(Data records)
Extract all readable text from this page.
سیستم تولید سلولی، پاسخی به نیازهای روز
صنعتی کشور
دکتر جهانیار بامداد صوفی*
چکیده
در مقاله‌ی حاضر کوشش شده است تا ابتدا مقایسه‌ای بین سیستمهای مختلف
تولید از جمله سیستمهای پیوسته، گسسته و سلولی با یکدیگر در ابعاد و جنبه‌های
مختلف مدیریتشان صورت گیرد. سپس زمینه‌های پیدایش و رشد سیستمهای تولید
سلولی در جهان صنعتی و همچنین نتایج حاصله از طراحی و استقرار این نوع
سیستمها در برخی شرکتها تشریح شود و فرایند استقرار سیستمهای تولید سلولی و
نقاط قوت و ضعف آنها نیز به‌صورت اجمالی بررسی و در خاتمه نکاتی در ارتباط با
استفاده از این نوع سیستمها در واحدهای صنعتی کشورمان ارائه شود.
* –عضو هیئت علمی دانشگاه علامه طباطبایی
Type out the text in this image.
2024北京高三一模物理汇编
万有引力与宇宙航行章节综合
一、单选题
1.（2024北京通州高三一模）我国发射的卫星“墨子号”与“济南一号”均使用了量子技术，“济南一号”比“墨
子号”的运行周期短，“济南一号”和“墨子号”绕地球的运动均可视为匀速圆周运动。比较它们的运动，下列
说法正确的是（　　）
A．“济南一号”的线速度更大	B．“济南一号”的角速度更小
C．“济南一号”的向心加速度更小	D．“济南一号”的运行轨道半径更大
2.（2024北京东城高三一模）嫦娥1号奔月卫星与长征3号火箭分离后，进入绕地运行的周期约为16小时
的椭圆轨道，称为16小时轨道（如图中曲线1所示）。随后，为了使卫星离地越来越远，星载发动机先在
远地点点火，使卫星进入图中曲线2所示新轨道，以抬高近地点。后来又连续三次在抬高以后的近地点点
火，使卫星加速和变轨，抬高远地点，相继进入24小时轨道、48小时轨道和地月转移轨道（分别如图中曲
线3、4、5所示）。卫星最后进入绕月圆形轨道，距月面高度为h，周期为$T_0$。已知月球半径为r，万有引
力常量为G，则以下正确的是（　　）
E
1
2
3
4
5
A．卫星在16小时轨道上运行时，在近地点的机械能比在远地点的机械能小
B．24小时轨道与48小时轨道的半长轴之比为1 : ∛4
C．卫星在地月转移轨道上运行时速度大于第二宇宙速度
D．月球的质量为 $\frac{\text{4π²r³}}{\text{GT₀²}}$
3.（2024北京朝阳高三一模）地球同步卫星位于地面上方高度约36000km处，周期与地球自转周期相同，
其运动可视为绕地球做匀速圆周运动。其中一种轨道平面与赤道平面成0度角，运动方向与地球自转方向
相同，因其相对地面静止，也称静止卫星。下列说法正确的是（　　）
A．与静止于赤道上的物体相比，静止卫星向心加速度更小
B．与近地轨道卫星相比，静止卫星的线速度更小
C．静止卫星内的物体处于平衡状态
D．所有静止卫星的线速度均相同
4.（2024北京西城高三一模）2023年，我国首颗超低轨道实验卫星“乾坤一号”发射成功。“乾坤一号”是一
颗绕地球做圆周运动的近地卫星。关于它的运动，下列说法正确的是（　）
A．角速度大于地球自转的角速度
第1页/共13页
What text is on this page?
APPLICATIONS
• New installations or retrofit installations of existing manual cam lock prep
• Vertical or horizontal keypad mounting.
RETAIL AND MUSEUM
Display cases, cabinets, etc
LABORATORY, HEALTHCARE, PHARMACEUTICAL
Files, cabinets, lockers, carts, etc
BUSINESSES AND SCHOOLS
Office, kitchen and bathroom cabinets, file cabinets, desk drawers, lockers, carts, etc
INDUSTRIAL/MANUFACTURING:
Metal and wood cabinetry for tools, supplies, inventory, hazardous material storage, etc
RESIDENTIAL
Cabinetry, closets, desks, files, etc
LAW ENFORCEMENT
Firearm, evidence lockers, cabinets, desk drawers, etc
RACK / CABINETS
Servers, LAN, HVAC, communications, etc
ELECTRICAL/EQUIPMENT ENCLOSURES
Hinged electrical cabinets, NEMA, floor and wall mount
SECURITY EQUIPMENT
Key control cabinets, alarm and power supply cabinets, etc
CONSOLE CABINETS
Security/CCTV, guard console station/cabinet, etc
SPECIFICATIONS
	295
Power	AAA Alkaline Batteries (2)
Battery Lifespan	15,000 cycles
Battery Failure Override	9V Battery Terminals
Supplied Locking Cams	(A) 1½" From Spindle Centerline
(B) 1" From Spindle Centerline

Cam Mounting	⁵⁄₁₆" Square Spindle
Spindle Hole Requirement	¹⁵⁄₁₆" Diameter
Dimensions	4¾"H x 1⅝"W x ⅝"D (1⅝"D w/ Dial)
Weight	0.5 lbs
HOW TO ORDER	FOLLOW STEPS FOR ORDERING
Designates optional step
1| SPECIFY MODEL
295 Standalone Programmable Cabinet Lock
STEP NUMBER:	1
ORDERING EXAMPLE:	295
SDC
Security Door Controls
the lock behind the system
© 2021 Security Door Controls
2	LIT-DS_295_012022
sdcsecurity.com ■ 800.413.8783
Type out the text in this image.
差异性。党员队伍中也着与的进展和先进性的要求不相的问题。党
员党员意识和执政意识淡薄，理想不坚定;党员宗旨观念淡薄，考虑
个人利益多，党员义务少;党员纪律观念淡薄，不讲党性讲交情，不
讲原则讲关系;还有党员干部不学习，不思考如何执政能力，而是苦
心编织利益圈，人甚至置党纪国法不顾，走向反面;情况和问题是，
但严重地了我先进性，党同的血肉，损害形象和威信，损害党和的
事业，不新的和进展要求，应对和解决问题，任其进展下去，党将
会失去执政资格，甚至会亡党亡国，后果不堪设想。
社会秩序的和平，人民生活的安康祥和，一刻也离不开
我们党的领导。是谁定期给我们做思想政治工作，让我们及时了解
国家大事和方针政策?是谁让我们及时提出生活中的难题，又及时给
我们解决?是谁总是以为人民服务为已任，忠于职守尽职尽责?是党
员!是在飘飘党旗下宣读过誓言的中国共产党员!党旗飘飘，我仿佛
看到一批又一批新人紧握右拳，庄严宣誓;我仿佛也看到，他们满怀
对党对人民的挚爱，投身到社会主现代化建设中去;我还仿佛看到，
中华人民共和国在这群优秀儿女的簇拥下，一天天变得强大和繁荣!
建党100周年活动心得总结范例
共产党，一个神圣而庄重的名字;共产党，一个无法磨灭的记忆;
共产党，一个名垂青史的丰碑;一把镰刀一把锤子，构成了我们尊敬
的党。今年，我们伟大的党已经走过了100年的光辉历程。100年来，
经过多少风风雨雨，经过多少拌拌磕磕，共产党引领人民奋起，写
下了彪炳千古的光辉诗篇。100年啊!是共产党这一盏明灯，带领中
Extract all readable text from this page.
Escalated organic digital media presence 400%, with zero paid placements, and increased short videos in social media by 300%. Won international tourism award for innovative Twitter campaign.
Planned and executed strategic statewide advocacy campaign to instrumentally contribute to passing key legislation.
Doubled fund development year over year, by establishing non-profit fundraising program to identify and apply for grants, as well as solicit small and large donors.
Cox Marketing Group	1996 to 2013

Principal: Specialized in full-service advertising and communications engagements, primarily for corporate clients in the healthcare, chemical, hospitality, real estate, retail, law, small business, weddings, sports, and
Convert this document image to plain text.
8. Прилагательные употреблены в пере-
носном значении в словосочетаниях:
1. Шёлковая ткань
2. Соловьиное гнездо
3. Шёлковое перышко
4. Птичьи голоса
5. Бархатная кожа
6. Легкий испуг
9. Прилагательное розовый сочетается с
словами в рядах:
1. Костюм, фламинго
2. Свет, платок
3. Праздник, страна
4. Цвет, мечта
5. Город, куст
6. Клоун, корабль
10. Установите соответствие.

Written task: Please copy out each record, character for character.

The reply:
Extract all readable text from this page.
سیستم تولید سلولی، پاسخی به نیازهای روز
صنعتی کشور
دکتر جهانیار بامداد صوفی*
چکیده
در مقاله‌ی حاضر کوشش شده است تا ابتدا مقایسه‌ای بین سیستمهای مختلف
تولید از جمله سیستمهای پیوسته، گسسته و سلولی با یکدیگر در ابعاد و جنبه‌های
مختلف مدیریتشان صورت گیرد. سپس زمینه‌های پیدایش و رشد سیستمهای تولید
سلولی در جهان صنعتی و همچنین نتایج حاصله از طراحی و استقرار این نوع
سیستمها در برخی شرکتها تشریح شود و فرایند استقرار سیستمهای تولید سلولی و
نقاط قوت و ضعف آنها نیز به‌صورت اجمالی بررسی و در خاتمه نکاتی در ارتباط با
استفاده از این نوع سیستمها در واحدهای صنعتی کشورمان ارائه شود.
* –عضو هیئت علمی دانشگاه علامه طباطبایی
Type out the text in this image.
2024北京高三一模物理汇编
万有引力与宇宙航行章节综合
一、单选题
1.（2024北京通州高三一模）我国发射的卫星“墨子号”与“济南一号”均使用了量子技术，“济南一号”比“墨
子号”的运行周期短，“济南一号”和“墨子号”绕地球的运动均可视为匀速圆周运动。比较它们的运动，下列
说法正确的是（　　）
A．“济南一号”的线速度更大	B．“济南一号”的角速度更小
C．“济南一号”的向心加速度更小	D．“济南一号”的运行轨道半径更大
2.（2024北京东城高三一模）嫦娥1号奔月卫星与长征3号火箭分离后，进入绕地运行的周期约为16小时
的椭圆轨道，称为16小时轨道（如图中曲线1所示）。随后，为了使卫星离地越来越远，星载发动机先在
远地点点火，使卫星进入图中曲线2所示新轨道，以抬高近地点。后来又连续三次在抬高以后的近地点点
火，使卫星加速和变轨，抬高远地点，相继进入24小时轨道、48小时轨道和地月转移轨道（分别如图中曲
线3、4、5所示）。卫星最后进入绕月圆形轨道，距月面高度为h，周期为$T_0$。已知月球半径为r，万有引
力常量为G，则以下正确的是（　　）
E
1
2
3
4
5
A．卫星在16小时轨道上运行时，在近地点的机械能比在远地点的机械能小
B．24小时轨道与48小时轨道的半长轴之比为1 : ∛4
C．卫星在地月转移轨道上运行时速度大于第二宇宙速度
D．月球的质量为 $\frac{\text{4π²r³}}{\text{GT₀²}}$
3.（2024北京朝阳高三一模）地球同步卫星位于地面上方高度约36000km处，周期与地球自转周期相同，
其运动可视为绕地球做匀速圆周运动。其中一种轨道平面与赤道平面成0度角，运动方向与地球自转方向
相同，因其相对地面静止，也称静止卫星。下列说法正确的是（　　）
A．与静止于赤道上的物体相比，静止卫星向心加速度更小
B．与近地轨道卫星相比，静止卫星的线速度更小
C．静止卫星内的物体处于平衡状态
D．所有静止卫星的线速度均相同
4.（2024北京西城高三一模）2023年，我国首颗超低轨道实验卫星“乾坤一号”发射成功。“乾坤一号”是一
颗绕地球做圆周运动的近地卫星。关于它的运动，下列说法正确的是（　）
A．角速度大于地球自转的角速度
第1页/共13页
What text is on this page?
APPLICATIONS
• New installations or retrofit installations of existing manual cam lock prep
• Vertical or horizontal keypad mounting.
RETAIL AND MUSEUM
Display cases, cabinets, etc
LABORATORY, HEALTHCARE, PHARMACEUTICAL
Files, cabinets, lockers, carts, etc
BUSINESSES AND SCHOOLS
Office, kitchen and bathroom cabinets, file cabinets, desk drawers, lockers, carts, etc
INDUSTRIAL/MANUFACTURING:
Metal and wood cabinetry for tools, supplies, inventory, hazardous material storage, etc
RESIDENTIAL
Cabinetry, closets, desks, files, etc
LAW ENFORCEMENT
Firearm, evidence lockers, cabinets, desk drawers, etc
RACK / CABINETS
Servers, LAN, HVAC, communications, etc
ELECTRICAL/EQUIPMENT ENCLOSURES
Hinged electrical cabinets, NEMA, floor and wall mount
SECURITY EQUIPMENT
Key control cabinets, alarm and power supply cabinets, etc
CONSOLE CABINETS
Security/CCTV, guard console station/cabinet, etc
SPECIFICATIONS
	295
Power	AAA Alkaline Batteries (2)
Battery Lifespan	15,000 cycles
Battery Failure Override	9V Battery Terminals
Supplied Locking Cams	(A) 1½" From Spindle Centerline
(B) 1" From Spindle Centerline

Cam Mounting	⁵⁄₁₆" Square Spindle
Spindle Hole Requirement	¹⁵⁄₁₆" Diameter
Dimensions	4¾"H x 1⅝"W x ⅝"D (1⅝"D w/ Dial)
Weight	0.5 lbs
HOW TO ORDER	FOLLOW STEPS FOR ORDERING
Designates optional step
1| SPECIFY MODEL
295 Standalone Programmable Cabinet Lock
STEP NUMBER:	1
ORDERING EXAMPLE:	295
SDC
Security Door Controls
the lock behind the system
© 2021 Security Door Controls
2	LIT-DS_295_012022
sdcsecurity.com ■ 800.413.8783
Type out the text in this image.
差异性。党员队伍中也着与的进展和先进性的要求不相的问题。党
员党员意识和执政意识淡薄，理想不坚定;党员宗旨观念淡薄，考虑
个人利益多，党员义务少;党员纪律观念淡薄，不讲党性讲交情，不
讲原则讲关系;还有党员干部不学习，不思考如何执政能力，而是苦
心编织利益圈，人甚至置党纪国法不顾，走向反面;情况和问题是，
但严重地了我先进性，党同的血肉，损害形象和威信，损害党和的
事业，不新的和进展要求，应对和解决问题，任其进展下去，党将
会失去执政资格，甚至会亡党亡国，后果不堪设想。
社会秩序的和平，人民生活的安康祥和，一刻也离不开
我们党的领导。是谁定期给我们做思想政治工作，让我们及时了解
国家大事和方针政策?是谁让我们及时提出生活中的难题，又及时给
我们解决?是谁总是以为人民服务为已任，忠于职守尽职尽责?是党
员!是在飘飘党旗下宣读过誓言的中国共产党员!党旗飘飘，我仿佛
看到一批又一批新人紧握右拳，庄严宣誓;我仿佛也看到，他们满怀
对党对人民的挚爱，投身到社会主现代化建设中去;我还仿佛看到，
中华人民共和国在这群优秀儿女的簇拥下，一天天变得强大和繁荣!
建党100周年活动心得总结范例
共产党，一个神圣而庄重的名字;共产党，一个无法磨灭的记忆;
共产党，一个名垂青史的丰碑;一把镰刀一把锤子，构成了我们尊敬
的党。今年，我们伟大的党已经走过了100年的光辉历程。100年来，
经过多少风风雨雨，经过多少拌拌磕磕，共产党引领人民奋起，写
下了彪炳千古的光辉诗篇。100年啊!是共产党这一盏明灯，带领中
Extract all readable text from this page.
Escalated organic digital media presence 400%, with zero paid placements, and increased short videos in social media by 300%. Won international tourism award for innovative Twitter campaign.
Planned and executed strategic statewide advocacy campaign to instrumentally contribute to passing key legislation.
Doubled fund development year over year, by establishing non-profit fundraising program to identify and apply for grants, as well as solicit small and large donors.
Cox Marketing Group	1996 to 2013

Principal: Specialized in full-service advertising and communications engagements, primarily for corporate clients in the healthcare, chemical, hospitality, real estate, retail, law, small business, weddings, sports, and
Convert this document image to plain text.
8. Прилагательные употреблены в пере-
носном значении в словосочетаниях:
1. Шёлковая ткань
2. Соловьиное гнездо
3. Шёлковое перышко
4. Птичьи голоса
5. Бархатная кожа
6. Легкий испуг
9. Прилагательное розовый сочетается с
словами в рядах:
1. Костюм, фламинго
2. Свет, платок
3. Праздник, страна
4. Цвет, мечта
5. Город, куст
6. Клоун, корабль
10. Установите соответствие.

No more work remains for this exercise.